** Begin Excerpt to read **
Re: [geowave-dev] SimpleIngestIndexWriter example

[Date Prev][Date Next][Thread Prev][Thread Next][Date Index][Thread Index] [List Home]

Re: [geowave-dev] SimpleIngestIndexWriter example

From: Rich Fecher <rfecher@xxxxxxxxx>
Date: Mon, 15 Aug 2016 11:04:32 -0400
Delivered-to: geowave-dev@xxxxxxxxxxxxxxxx
List-archive: <https://www.locationtech.org/mailman/private/geowave-dev>
List-help: <mailto:geowave-dev-request@locationtech.org?subject=help>
List-subscribe: <https://www.locationtech.org/mailman/listinfo/geowave-dev>, <mailto:geowave-dev-request@locationtech.org?subject=subscribe>
List-unsubscribe: <https://www.locationtech.org/mailman/options/geowave-dev>, <mailto:geowave-dev-request@locationtech.org?subject=unsubscribe>

Dave,

I can help with the real-time ingest from AWS Kinesis and my colleague will follow-up regarding the secondary indices. Secondary indexing, as well as collecting appropriate stats to inform query planning is a feature that is actively being improved for our next release and he has the best insight into the latest development.

Generally, Accumulo should actually be a really good fit for your use case of real-time ingest while querying. The times to concern yourself with query performance degradation is when the tables are actively running minor or major compaction. If that happens to be occurring after you kill the spark ingest perhaps that could explain it, but it seems awfully coincidental. You can force compaction (programmatically or through Accumulo shell) at any time if there are low usage time windows. Looking at the current code for a text-based attribute secondary index I can see that when the NGram secondary index is used, a HyperLogLog statistic is added to the metadata table (the statistic is used for query planning). Perhaps, it may help to force compaction on the *_GEOWAVE_METADATA table periodically or prior to testing the query? Programmatically this can be done like this, after constructing an Accumulo Connector:

connector.tableOperations().compact("spire_GEOWAVE_METADATA", null, null, true, true);

As some background, when stats are written to GeoWave's metadata table an Accumulo combiner is used to merge them together (so every call to close the writer will flush a new set of statistics accumulated locally as new netires in the table) and typical/default statistics are very inexpensive to merge, but its not clear to me how expensive or not merging HyperLogLog stats can be. When compaction is run, the table is re-written with the merged results. So you should see the METADATA table grow in size of entries and shrink after compaction.

Hopefully that helps.

Rich

On Mon, Aug 15, 2016 at 1:29 AM, David McDonald <dmcdonald@xxxxxxxxxxxxxx> wrote:

Hi Rich,

Thanks for your very detailed reply.
** End Excerpt to read **
** Begin Information shown **
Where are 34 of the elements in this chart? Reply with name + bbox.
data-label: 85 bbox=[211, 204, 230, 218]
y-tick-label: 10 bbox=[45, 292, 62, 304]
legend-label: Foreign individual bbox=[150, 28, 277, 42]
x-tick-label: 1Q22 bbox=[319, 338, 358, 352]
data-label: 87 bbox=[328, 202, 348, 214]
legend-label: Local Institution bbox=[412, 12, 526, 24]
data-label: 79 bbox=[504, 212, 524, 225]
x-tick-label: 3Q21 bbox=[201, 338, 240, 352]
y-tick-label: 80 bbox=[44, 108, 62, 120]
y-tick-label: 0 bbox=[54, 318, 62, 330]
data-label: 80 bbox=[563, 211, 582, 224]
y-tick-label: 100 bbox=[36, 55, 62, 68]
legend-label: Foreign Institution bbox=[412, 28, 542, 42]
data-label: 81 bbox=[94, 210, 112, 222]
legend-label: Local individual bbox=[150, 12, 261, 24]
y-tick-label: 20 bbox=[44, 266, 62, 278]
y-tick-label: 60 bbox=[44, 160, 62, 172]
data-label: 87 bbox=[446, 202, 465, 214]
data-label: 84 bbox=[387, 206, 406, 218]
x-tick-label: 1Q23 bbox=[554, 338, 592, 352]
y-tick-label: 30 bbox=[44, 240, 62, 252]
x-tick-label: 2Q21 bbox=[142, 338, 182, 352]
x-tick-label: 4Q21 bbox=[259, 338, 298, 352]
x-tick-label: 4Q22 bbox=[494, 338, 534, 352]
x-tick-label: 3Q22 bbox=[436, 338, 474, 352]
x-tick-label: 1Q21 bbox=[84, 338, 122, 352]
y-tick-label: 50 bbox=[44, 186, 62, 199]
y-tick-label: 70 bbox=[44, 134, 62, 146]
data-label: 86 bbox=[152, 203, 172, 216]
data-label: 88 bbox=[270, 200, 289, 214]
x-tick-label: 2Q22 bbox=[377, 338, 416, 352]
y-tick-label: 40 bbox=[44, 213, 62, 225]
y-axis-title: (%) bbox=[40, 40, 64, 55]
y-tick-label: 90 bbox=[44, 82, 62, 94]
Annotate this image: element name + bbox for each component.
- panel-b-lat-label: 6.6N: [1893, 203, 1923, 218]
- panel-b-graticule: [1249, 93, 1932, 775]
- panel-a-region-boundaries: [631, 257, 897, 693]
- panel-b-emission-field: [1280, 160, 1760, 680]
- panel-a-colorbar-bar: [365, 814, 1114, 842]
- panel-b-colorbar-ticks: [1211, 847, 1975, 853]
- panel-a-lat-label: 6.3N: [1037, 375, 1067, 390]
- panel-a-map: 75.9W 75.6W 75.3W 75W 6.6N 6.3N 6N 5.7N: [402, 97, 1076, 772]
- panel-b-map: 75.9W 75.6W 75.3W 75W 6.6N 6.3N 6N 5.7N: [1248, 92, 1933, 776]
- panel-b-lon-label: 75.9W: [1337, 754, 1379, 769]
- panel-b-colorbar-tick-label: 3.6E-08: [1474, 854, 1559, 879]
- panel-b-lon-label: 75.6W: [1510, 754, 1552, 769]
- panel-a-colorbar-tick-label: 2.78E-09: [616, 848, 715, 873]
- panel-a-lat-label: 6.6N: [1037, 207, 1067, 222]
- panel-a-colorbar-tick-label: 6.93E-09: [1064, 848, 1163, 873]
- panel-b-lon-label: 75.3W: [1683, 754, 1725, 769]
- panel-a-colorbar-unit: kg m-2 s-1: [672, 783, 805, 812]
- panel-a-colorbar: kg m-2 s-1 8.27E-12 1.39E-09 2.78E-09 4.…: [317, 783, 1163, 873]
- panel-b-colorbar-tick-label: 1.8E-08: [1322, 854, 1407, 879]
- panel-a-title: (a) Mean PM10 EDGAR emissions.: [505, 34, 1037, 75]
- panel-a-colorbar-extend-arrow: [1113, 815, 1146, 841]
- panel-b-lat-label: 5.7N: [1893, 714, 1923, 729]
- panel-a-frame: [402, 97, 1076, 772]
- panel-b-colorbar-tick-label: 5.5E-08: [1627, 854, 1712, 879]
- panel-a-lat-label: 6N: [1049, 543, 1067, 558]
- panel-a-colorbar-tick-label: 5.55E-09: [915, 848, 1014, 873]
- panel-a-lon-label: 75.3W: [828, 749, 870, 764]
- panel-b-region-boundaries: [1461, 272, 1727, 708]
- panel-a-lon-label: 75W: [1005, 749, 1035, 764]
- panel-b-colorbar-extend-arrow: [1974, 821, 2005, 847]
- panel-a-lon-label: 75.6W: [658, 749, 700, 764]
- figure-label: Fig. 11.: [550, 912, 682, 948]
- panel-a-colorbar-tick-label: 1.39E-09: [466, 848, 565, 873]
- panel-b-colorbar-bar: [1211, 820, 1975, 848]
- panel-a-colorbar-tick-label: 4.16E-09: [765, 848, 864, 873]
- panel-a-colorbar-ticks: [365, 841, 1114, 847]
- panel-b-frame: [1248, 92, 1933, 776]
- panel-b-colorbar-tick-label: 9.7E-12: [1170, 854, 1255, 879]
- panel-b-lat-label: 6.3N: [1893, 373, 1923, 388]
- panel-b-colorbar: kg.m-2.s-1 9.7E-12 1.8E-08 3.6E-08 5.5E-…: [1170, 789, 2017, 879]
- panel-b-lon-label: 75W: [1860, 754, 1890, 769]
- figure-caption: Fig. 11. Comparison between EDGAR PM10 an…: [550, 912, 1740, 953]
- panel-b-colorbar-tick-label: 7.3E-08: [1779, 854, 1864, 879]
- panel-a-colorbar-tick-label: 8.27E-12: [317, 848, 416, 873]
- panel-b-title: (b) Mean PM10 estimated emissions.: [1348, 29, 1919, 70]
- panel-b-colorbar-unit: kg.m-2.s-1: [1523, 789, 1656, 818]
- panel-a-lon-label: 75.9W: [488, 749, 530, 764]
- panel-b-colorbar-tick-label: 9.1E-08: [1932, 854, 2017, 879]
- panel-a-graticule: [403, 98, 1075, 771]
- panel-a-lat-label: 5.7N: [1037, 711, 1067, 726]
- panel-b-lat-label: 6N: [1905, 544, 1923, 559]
** End Information shown **
Problem requirements.
Write the next part of the GeoWave mailing-list message, picking up after its final line. The material has no role in this exercise.

Result.
I discovered the main performance hit I was having was actually due to the fact that I was still ingesting at the time I had been running my queries. Our AIS vessel messages are on a AWS Kinesis queue so I have been using spark streaming for my ingest. I had assumed this would have an impact on performance so I had previously tried stopping the spark job before running my tests, however I had never really given the cluster much time between stopping the spark job and running my tests. Turn's out I need to wait several minutes after stopping the ingest before the performance improves, I guess because Accumulo can take a little while to catchup if it has a queue of inserts backed up locally..

Is there something you would suggest to better support a realtime scenario like this? Do I just need to use a bigger cluster?

I also discovered how to control partitioning in code by using a CompoundIndexStrategy like below. Took me a little while to figure this one out.
final NumericDimensionDefinition[] SPATIAL_DIMENSIONS = new NumericDimensionDefinition[]{new LongitudeDefinition(), new LatitudeDefinition(true)};

return new CustomIdIndex(
        new CompoundIndexStrategy(
            new RoundRobinKeyIndexStrategy(6),
                TieredSFCIndexFactory.createFullIncrementalTieredStrategy(SPATIAL_DIMENSIONS,
                new int[]{31, 31}, SFCFactory.SFCType.HILBERT)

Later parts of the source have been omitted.